__Work required__: Would you set down the data that follows, word for word, without any pictures?

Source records
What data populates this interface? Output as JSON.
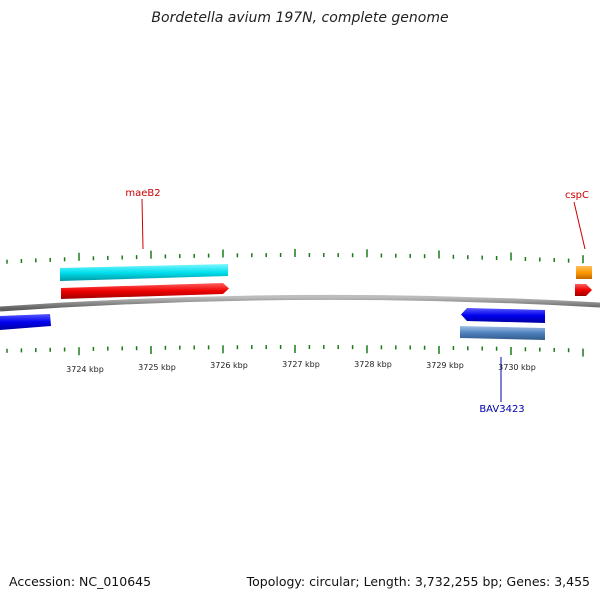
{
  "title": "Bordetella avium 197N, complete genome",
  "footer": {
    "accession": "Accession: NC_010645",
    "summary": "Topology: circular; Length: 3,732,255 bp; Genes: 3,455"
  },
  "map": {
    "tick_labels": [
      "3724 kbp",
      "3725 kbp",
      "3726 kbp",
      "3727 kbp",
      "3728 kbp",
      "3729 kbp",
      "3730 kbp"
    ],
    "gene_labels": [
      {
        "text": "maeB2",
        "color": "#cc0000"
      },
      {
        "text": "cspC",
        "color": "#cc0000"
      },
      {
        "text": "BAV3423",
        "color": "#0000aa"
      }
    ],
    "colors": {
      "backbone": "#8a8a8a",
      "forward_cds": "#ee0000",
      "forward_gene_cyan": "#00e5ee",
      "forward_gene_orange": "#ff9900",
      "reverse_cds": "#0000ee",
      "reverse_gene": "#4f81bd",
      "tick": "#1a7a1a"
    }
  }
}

__Answer box__:
What data populates this interface? Output as JSON.
{
  "title": "Bordetella avium 197N, complete genome",
  "footer": {
    "accession": "Accession: NC_010645",
    "summary": "Topology: circular; Length: 3,732,255 bp; Genes: 3,455"
  },
  "map": {
    "tick_labels": [
      "3724 kbp",
      "3725 kbp",
      "3726 kbp",
      "3727 kbp",
      "3728 kbp",
      "3729 kbp",
      "3730 kbp"
    ],
    "gene_labels": [
      {
        "text": "maeB2",
        "color": "#cc0000"
      },
      {
        "text": "cspC",
        "color": "#cc0000"
      },
      {
        "text": "BAV3423",
        "color": "#0000aa"
      }
    ],
    "colors": {
      "backbone": "#8a8a8a",
      "forward_cds": "#ee0000",
      "forward_gene_cyan": "#00e5ee",
      "forward_gene_orange": "#ff9900",
      "reverse_cds": "#0000ee",
      "reverse_gene": "#4f81bd",
      "tick": "#1a7a1a"
    }
  }
}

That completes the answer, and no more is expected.